• PROVIDED DATA
* * *

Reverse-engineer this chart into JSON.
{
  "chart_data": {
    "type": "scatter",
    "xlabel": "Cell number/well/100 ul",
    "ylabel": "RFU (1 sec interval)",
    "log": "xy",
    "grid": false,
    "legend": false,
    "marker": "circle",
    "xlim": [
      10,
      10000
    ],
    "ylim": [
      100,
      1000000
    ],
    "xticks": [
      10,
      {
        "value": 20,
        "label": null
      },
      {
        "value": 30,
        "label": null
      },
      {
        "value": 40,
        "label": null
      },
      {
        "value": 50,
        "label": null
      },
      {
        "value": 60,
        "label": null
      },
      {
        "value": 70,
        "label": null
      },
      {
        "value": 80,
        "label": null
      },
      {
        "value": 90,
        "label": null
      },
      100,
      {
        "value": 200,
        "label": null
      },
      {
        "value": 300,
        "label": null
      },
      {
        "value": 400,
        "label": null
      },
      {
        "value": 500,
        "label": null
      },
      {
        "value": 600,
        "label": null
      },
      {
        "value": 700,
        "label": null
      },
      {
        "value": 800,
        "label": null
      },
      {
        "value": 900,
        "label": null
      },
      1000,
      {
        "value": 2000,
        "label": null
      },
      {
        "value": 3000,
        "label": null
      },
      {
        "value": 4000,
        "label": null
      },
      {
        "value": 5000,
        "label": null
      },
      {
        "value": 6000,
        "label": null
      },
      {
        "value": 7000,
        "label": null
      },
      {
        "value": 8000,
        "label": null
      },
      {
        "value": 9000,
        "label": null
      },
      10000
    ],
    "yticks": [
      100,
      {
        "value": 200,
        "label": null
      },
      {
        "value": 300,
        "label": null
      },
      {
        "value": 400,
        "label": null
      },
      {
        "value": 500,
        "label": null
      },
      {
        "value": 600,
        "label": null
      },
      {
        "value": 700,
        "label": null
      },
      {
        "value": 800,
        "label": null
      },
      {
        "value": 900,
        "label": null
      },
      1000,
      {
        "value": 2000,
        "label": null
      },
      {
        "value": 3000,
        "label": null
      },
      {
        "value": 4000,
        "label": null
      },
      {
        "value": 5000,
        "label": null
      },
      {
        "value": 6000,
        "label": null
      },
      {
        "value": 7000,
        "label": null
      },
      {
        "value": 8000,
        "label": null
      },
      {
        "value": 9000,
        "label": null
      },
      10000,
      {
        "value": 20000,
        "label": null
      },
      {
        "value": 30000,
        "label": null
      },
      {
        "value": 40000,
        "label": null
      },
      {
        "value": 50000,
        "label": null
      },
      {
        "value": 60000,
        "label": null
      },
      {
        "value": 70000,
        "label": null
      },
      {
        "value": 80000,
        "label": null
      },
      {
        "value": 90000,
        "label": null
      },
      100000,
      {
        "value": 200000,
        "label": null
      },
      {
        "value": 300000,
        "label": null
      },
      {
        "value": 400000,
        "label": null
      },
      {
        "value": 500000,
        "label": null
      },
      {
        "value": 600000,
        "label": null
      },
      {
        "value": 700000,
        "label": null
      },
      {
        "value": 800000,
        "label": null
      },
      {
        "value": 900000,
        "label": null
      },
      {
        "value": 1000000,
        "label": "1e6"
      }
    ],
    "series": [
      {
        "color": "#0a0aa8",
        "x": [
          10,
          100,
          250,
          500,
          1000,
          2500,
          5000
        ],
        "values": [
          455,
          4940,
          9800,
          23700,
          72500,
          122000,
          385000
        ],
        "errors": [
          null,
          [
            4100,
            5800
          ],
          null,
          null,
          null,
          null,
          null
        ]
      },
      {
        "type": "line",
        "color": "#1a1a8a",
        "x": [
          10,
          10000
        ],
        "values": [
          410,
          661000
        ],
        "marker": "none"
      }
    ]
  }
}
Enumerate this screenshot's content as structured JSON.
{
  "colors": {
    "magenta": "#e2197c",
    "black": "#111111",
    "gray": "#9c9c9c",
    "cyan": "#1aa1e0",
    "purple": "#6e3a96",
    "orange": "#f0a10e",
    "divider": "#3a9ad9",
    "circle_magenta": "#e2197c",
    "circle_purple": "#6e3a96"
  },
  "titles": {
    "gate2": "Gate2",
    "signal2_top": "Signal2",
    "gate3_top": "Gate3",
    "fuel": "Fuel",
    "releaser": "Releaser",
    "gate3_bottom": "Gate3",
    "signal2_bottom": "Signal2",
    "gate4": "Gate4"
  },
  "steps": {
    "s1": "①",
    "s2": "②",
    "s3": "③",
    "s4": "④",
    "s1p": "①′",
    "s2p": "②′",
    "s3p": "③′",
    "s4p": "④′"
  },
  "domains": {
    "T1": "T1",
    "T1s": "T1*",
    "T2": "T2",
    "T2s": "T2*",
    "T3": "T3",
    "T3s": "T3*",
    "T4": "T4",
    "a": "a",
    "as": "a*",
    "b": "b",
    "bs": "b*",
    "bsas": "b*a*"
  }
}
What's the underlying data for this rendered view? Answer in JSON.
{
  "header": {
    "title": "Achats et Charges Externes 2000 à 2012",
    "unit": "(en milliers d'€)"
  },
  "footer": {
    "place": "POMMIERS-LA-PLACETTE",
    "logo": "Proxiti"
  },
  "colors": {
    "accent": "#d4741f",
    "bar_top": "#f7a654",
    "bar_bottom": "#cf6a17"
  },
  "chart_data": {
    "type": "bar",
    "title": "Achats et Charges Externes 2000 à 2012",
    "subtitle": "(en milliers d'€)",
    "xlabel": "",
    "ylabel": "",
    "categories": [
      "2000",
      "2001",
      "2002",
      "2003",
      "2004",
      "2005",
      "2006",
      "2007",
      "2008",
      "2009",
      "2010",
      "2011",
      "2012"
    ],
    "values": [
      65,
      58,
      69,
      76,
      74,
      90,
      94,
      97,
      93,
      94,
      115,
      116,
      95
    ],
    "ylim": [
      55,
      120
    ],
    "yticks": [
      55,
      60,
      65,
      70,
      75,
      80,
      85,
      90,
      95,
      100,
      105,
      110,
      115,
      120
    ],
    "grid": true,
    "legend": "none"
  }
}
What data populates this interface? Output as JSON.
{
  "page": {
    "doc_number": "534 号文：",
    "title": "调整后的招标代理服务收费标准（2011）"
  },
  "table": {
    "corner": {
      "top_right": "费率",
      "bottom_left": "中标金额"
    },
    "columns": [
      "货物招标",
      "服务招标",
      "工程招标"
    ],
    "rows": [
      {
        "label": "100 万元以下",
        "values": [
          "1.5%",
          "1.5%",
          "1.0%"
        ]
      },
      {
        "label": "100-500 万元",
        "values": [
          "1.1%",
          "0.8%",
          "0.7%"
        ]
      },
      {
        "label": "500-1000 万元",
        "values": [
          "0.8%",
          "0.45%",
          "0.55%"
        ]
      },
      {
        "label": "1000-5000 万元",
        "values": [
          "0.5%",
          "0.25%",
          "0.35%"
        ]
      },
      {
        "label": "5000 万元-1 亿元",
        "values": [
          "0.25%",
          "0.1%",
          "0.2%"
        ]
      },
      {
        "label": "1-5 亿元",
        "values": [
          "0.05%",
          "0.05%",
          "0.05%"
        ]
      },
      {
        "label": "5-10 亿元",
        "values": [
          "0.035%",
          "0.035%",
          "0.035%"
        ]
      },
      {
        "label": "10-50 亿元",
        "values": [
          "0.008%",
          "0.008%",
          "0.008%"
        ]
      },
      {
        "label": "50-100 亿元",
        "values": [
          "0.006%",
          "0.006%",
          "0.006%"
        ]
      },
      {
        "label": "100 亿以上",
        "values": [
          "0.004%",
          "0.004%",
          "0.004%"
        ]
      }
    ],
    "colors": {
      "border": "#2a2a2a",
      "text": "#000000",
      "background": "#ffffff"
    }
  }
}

* * *

• OBJECTIVE
Extract all of the data above and output it character for character.

• RESULT
Reverse-engineer this chart into JSON.
{
  "chart_data": {
    "type": "scatter",
    "xlabel": "Cell number/well/100 ul",
    "ylabel": "RFU (1 sec interval)",
    "log": "xy",
    "grid": false,
    "legend": false,
    "marker": "circle",
    "xlim": [
      10,
      10000
    ],
    "ylim": [
      100,
      1000000
    ],
    "xticks": [
      10,
      {
        "value": 20,
        "label": null
      },
      {
        "value": 30,
        "label": null
      },
      {
        "value": 40,
        "label": null
      },
      {
        "value": 50,
        "label": null
      },
      {
        "value": 60,
        "label": null
      },
      {
        "value": 70,
        "label": null
      },
      {
        "value": 80,
        "label": null
      },
      {
        "value": 90,
        "label": null
      },
      100,
      {
        "value": 200,
        "label": null
      },
      {
        "value": 300,
        "label": null
      },
      {
        "value": 400,
        "label": null
      },
      {
        "value": 500,
        "label": null
      },
      {
        "value": 600,
        "label": null
      },
      {
        "value": 700,
        "label": null
      },
      {
        "value": 800,
        "label": null
      },
      {
        "value": 900,
        "label": null
      },
      1000,
      {
        "value": 2000,
        "label": null
      },
      {
        "value": 3000,
        "label": null
      },
      {
        "value": 4000,
        "label": null
      },
      {
        "value": 5000,
        "label": null
      },
      {
        "value": 6000,
        "label": null
      },
      {
        "value": 7000,
        "label": null
      },
      {
        "value": 8000,
        "label": null
      },
      {
        "value": 9000,
        "label": null
      },
      10000
    ],
    "yticks": [
      100,
      {
        "value": 200,
        "label": null
      },
      {
        "value": 300,
        "label": null
      },
      {
        "value": 400,
        "label": null
      },
      {
        "value": 500,
        "label": null
      },
      {
        "value": 600,
        "label": null
      },
      {
        "value": 700,
        "label": null
      },
      {
        "value": 800,
        "label": null
      },
      {
        "value": 900,
        "label": null
      },
      1000,
      {
        "value": 2000,
        "label": null
      },
      {
        "value": 3000,
        "label": null
      },
      {
        "value": 4000,
        "label": null
      },
      {
        "value": 5000,
        "label": null
      },
      {
        "value": 6000,
        "label": null
      },
      {
        "value": 7000,
        "label": null
      },
      {
        "value": 8000,
        "label": null
      },
      {
        "value": 9000,
        "label": null
      },
      10000,
      {
        "value": 20000,
        "label": null
      },
      {
        "value": 30000,
        "label": null
      },
      {
        "value": 40000,
        "label": null
      },
      {
        "value": 50000,
        "label": null
      },
      {
        "value": 60000,
        "label": null
      },
      {
        "value": 70000,
        "label": null
      },
      {
        "value": 80000,
        "label": null
      },
      {
        "value": 90000,
        "label": null
      },
      100000,
      {
        "value": 200000,
        "label": null
      },
      {
        "value": 300000,
        "label": null
      },
      {
        "value": 400000,
        "label": null
      },
      {
        "value": 500000,
        "label": null
      },
      {
        "value": 600000,
        "label": null
      },
      {
        "value": 700000,
        "label": null
      },
      {
        "value": 800000,
        "label": null
      },
      {
        "value": 900000,
        "label": null
      },
      {
        "value": 1000000,
        "label": "1e6"
      }
    ],
    "series": [
      {
        "color": "#0a0aa8",
        "x": [
          10,
          100,
          250,
          500,
          1000,
          2500,
          5000
        ],
        "values": [
          455,
          4940,
          9800,
          23700,
          72500,
          122000,
          385000
        ],
        "errors": [
          null,
          [
            4100,
            5800
          ],
          null,
          null,
          null,
          null,
          null
        ]
      },
      {
        "type": "line",
        "color": "#1a1a8a",
        "x": [
          10,
          10000
        ],
        "values": [
          410,
          661000
        ],
        "marker": "none"
      }
    ]
  }
}
Enumerate this screenshot's content as structured JSON.
{
  "colors": {
    "magenta": "#e2197c",
    "black": "#111111",
    "gray": "#9c9c9c",
    "cyan": "#1aa1e0",
    "purple": "#6e3a96",
    "orange": "#f0a10e",
    "divider": "#3a9ad9",
    "circle_magenta": "#e2197c",
    "circle_purple": "#6e3a96"
  },
  "titles": {
    "gate2": "Gate2",
    "signal2_top": "Signal2",
    "gate3_top": "Gate3",
    "fuel": "Fuel",
    "releaser": "Releaser",
    "gate3_bottom": "Gate3",
    "signal2_bottom": "Signal2",
    "gate4": "Gate4"
  },
  "steps": {
    "s1": "①",
    "s2": "②",
    "s3": "③",
    "s4": "④",
    "s1p": "①′",
    "s2p": "②′",
    "s3p": "③′",
    "s4p": "④′"
  },
  "domains": {
    "T1": "T1",
    "T1s": "T1*",
    "T2": "T2",
    "T2s": "T2*",
    "T3": "T3",
    "T3s": "T3*",
    "T4": "T4",
    "a": "a",
    "as": "a*",
    "b": "b",
    "bs": "b*",
    "bsas": "b*a*"
  }
}
What's the underlying data for this rendered view? Answer in JSON.
{
  "header": {
    "title": "Achats et Charges Externes 2000 à 2012",
    "unit": "(en milliers d'€)"
  },
  "footer": {
    "place": "POMMIERS-LA-PLACETTE",
    "logo": "Proxiti"
  },
  "colors": {
    "accent": "#d4741f",
    "bar_top": "#f7a654",
    "bar_bottom": "#cf6a17"
  },
  "chart_data": {
    "type": "bar",
    "title": "Achats et Charges Externes 2000 à 2012",
    "subtitle": "(en milliers d'€)",
    "xlabel": "",
    "ylabel": "",
    "categories": [
      "2000",
      "2001",
      "2002",
      "2003",
      "2004",
      "2005",
      "2006",
      "2007",
      "2008",
      "2009",
      "2010",
      "2011",
      "2012"
    ],
    "values": [
      65,
      58,
      69,
      76,
      74,
      90,
      94,
      97,
      93,
      94,
      115,
      116,
      95
    ],
    "ylim": [
      55,
      120
    ],
    "yticks": [
      55,
      60,
      65,
      70,
      75,
      80,
      85,
      90,
      95,
      100,
      105,
      110,
      115,
      120
    ],
    "grid": true,
    "legend": "none"
  }
}
What data populates this interface? Output as JSON.
{
  "page": {
    "doc_number": "534 号文：",
    "title": "调整后的招标代理服务收费标准（2011）"
  },
  "table": {
    "corner": {
      "top_right": "费率",
      "bottom_left": "中标金额"
    },
    "columns": [
      "货物招标",
      "服务招标",
      "工程招标"
    ],
    "rows": [
      {
        "label": "100 万元以下",
        "values": [
          "1.5%",
          "1.5%",
          "1.0%"
        ]
      },
      {
        "label": "100-500 万元",
        "values": [
          "1.1%",
          "0.8%",
          "0.7%"
        ]
      },
      {
        "label": "500-1000 万元",
        "values": [
          "0.8%",
          "0.45%",
          "0.55%"
        ]
      },
      {
        "label": "1000-5000 万元",
        "values": [
          "0.5%",
          "0.25%",
          "0.35%"
        ]
      },
      {
        "label": "5000 万元-1 亿元",
        "values": [
          "0.25%",
          "0.1%",
          "0.2%"
        ]
      },
      {
        "label": "1-5 亿元",
        "values": [
          "0.05%",
          "0.05%",
          "0.05%"
        ]
      },
      {
        "label": "5-10 亿元",
        "values": [
          "0.035%",
          "0.035%",
          "0.035%"
        ]
      },
      {
        "label": "10-50 亿元",
        "values": [
          "0.008%",
          "0.008%",
          "0.008%"
        ]
      },
      {
        "label": "50-100 亿元",
        "values": [
          "0.006%",
          "0.006%",
          "0.006%"
        ]
      },
      {
        "label": "100 亿以上",
        "values": [
          "0.004%",
          "0.004%",
          "0.004%"
        ]
      }
    ],
    "colors": {
      "border": "#2a2a2a",
      "text": "#000000",
      "background": "#ffffff"
    }
  }
}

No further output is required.